The request:
Every line with the string "conceito" should be gathered.

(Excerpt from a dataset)
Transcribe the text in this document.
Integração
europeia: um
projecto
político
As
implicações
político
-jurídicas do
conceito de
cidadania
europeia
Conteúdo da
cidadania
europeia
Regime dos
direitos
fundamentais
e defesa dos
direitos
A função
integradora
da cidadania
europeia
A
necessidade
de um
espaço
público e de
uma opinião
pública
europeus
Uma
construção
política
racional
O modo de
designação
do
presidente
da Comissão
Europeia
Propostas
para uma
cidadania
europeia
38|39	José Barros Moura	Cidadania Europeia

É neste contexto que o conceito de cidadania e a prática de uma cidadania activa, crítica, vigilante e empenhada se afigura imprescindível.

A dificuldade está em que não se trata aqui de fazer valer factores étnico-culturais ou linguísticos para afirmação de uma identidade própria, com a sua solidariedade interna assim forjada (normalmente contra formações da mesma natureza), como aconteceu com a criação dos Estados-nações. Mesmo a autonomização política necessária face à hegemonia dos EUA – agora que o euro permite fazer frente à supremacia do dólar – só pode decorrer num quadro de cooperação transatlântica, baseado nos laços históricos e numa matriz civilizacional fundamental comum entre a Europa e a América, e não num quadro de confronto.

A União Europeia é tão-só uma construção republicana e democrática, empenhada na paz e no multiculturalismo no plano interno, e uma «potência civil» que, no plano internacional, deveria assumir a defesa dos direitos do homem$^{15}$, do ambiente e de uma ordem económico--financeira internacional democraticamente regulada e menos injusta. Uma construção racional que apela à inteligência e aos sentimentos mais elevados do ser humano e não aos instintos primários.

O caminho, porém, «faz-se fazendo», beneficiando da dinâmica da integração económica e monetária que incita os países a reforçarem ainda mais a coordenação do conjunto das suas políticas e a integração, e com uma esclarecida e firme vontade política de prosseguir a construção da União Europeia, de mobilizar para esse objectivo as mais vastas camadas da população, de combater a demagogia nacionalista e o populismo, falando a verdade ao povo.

Finished task:
conceito de
É neste contexto que o conceito de cidadania e a prática de uma cidadania activa, crítica, vigilante e empenhada se afigura imprescindível.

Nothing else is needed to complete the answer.